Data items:
____________________

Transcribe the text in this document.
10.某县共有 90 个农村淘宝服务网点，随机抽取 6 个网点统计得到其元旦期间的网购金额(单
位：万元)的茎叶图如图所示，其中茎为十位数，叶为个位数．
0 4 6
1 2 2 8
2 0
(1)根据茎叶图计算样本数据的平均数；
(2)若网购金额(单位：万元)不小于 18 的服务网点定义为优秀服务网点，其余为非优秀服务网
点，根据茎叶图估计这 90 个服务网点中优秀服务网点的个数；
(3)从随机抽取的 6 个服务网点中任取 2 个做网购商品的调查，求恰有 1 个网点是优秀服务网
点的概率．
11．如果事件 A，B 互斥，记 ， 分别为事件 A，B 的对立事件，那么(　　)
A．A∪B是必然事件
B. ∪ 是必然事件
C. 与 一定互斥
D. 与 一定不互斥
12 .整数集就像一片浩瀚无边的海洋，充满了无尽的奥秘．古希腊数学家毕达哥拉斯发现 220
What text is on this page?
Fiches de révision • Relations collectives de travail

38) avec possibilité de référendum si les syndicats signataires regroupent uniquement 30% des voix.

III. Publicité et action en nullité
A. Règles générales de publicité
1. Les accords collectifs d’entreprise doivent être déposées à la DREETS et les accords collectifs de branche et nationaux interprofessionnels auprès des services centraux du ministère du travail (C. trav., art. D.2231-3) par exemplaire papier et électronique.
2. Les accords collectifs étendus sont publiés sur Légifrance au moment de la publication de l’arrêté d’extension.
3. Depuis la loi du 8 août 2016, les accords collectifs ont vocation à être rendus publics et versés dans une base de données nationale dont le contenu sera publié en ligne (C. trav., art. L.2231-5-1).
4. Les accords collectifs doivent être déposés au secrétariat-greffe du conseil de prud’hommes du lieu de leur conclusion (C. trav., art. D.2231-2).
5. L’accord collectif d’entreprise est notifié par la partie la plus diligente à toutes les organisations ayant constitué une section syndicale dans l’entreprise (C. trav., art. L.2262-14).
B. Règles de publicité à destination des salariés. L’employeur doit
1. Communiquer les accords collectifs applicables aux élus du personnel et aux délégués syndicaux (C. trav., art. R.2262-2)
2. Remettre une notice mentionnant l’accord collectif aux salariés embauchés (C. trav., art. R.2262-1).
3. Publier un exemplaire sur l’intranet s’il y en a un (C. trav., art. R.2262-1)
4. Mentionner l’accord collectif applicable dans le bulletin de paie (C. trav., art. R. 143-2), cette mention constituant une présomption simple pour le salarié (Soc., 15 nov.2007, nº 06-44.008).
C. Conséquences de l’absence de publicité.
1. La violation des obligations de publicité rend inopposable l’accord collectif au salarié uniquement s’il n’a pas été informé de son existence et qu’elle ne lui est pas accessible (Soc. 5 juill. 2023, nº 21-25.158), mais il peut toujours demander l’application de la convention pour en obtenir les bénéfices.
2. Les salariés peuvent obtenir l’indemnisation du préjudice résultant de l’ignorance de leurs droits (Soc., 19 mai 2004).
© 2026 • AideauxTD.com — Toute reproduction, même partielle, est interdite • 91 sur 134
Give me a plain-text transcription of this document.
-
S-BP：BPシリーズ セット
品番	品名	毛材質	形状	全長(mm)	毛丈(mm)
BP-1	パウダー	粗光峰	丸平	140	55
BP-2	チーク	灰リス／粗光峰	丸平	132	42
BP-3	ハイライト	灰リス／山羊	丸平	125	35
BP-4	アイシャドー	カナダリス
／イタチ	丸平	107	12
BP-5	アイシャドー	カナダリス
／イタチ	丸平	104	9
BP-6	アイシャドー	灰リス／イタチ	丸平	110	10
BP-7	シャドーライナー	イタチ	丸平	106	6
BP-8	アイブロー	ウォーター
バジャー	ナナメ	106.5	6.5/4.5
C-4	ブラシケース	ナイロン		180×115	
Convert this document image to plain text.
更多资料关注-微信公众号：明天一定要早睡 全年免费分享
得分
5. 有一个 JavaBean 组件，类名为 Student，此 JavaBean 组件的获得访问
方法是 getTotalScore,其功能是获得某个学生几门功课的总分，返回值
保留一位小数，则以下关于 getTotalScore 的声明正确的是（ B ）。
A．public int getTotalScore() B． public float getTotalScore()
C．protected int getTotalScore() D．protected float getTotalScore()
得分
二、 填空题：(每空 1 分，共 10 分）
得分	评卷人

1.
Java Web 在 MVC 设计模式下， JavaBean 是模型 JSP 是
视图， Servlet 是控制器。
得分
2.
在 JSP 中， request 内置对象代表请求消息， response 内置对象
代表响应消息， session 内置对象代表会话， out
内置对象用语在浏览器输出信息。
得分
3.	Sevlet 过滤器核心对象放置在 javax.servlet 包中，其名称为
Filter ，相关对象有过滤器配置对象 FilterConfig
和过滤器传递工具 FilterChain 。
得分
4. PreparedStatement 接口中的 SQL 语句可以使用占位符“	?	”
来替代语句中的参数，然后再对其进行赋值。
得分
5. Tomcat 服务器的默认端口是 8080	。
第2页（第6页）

____________________

What you should do: Copy out the full set of records precisely, leaving nothing out.

Correct response:
Transcribe the text in this document.
10.某县共有 90 个农村淘宝服务网点，随机抽取 6 个网点统计得到其元旦期间的网购金额(单
位：万元)的茎叶图如图所示，其中茎为十位数，叶为个位数．
0 4 6
1 2 2 8
2 0
(1)根据茎叶图计算样本数据的平均数；
(2)若网购金额(单位：万元)不小于 18 的服务网点定义为优秀服务网点，其余为非优秀服务网
点，根据茎叶图估计这 90 个服务网点中优秀服务网点的个数；
(3)从随机抽取的 6 个服务网点中任取 2 个做网购商品的调查，求恰有 1 个网点是优秀服务网
点的概率．
11．如果事件 A，B 互斥，记 ， 分别为事件 A，B 的对立事件，那么(　　)
A．A∪B是必然事件
B. ∪ 是必然事件
C. 与 一定互斥
D. 与 一定不互斥
12 .整数集就像一片浩瀚无边的海洋，充满了无尽的奥秘．古希腊数学家毕达哥拉斯发现 220
What text is on this page?
Fiches de révision • Relations collectives de travail

38) avec possibilité de référendum si les syndicats signataires regroupent uniquement 30% des voix.

III. Publicité et action en nullité
A. Règles générales de publicité
1. Les accords collectifs d’entreprise doivent être déposées à la DREETS et les accords collectifs de branche et nationaux interprofessionnels auprès des services centraux du ministère du travail (C. trav., art. D.2231-3) par exemplaire papier et électronique.
2. Les accords collectifs étendus sont publiés sur Légifrance au moment de la publication de l’arrêté d’extension.
3. Depuis la loi du 8 août 2016, les accords collectifs ont vocation à être rendus publics et versés dans une base de données nationale dont le contenu sera publié en ligne (C. trav., art. L.2231-5-1).
4. Les accords collectifs doivent être déposés au secrétariat-greffe du conseil de prud’hommes du lieu de leur conclusion (C. trav., art. D.2231-2).
5. L’accord collectif d’entreprise est notifié par la partie la plus diligente à toutes les organisations ayant constitué une section syndicale dans l’entreprise (C. trav., art. L.2262-14).
B. Règles de publicité à destination des salariés. L’employeur doit
1. Communiquer les accords collectifs applicables aux élus du personnel et aux délégués syndicaux (C. trav., art. R.2262-2)
2. Remettre une notice mentionnant l’accord collectif aux salariés embauchés (C. trav., art. R.2262-1).
3. Publier un exemplaire sur l’intranet s’il y en a un (C. trav., art. R.2262-1)
4. Mentionner l’accord collectif applicable dans le bulletin de paie (C. trav., art. R. 143-2), cette mention constituant une présomption simple pour le salarié (Soc., 15 nov.2007, nº 06-44.008).
C. Conséquences de l’absence de publicité.
1. La violation des obligations de publicité rend inopposable l’accord collectif au salarié uniquement s’il n’a pas été informé de son existence et qu’elle ne lui est pas accessible (Soc. 5 juill. 2023, nº 21-25.158), mais il peut toujours demander l’application de la convention pour en obtenir les bénéfices.
2. Les salariés peuvent obtenir l’indemnisation du préjudice résultant de l’ignorance de leurs droits (Soc., 19 mai 2004).
© 2026 • AideauxTD.com — Toute reproduction, même partielle, est interdite • 91 sur 134
Give me a plain-text transcription of this document.
-
S-BP：BPシリーズ セット
品番	品名	毛材質	形状	全長(mm)	毛丈(mm)
BP-1	パウダー	粗光峰	丸平	140	55
BP-2	チーク	灰リス／粗光峰	丸平	132	42
BP-3	ハイライト	灰リス／山羊	丸平	125	35
BP-4	アイシャドー	カナダリス
／イタチ	丸平	107	12
BP-5	アイシャドー	カナダリス
／イタチ	丸平	104	9
BP-6	アイシャドー	灰リス／イタチ	丸平	110	10
BP-7	シャドーライナー	イタチ	丸平	106	6
BP-8	アイブロー	ウォーター
バジャー	ナナメ	106.5	6.5/4.5
C-4	ブラシケース	ナイロン		180×115	
Convert this document image to plain text.
更多资料关注-微信公众号：明天一定要早睡 全年免费分享
得分
5. 有一个 JavaBean 组件，类名为 Student，此 JavaBean 组件的获得访问
方法是 getTotalScore,其功能是获得某个学生几门功课的总分，返回值
保留一位小数，则以下关于 getTotalScore 的声明正确的是（ B ）。
A．public int getTotalScore() B． public float getTotalScore()
C．protected int getTotalScore() D．protected float getTotalScore()
得分
二、 填空题：(每空 1 分，共 10 分）
得分	评卷人

1.
Java Web 在 MVC 设计模式下， JavaBean 是模型 JSP 是
视图， Servlet 是控制器。
得分
2.
在 JSP 中， request 内置对象代表请求消息， response 内置对象
代表响应消息， session 内置对象代表会话， out
内置对象用语在浏览器输出信息。
得分
3.	Sevlet 过滤器核心对象放置在 javax.servlet 包中，其名称为
Filter ，相关对象有过滤器配置对象 FilterConfig
和过滤器传递工具 FilterChain 。
得分
4. PreparedStatement 接口中的 SQL 语句可以使用占位符“	?	”
来替代语句中的参数，然后再对其进行赋值。
得分
5. Tomcat 服务器的默认端口是 8080	。
第2页（第6页）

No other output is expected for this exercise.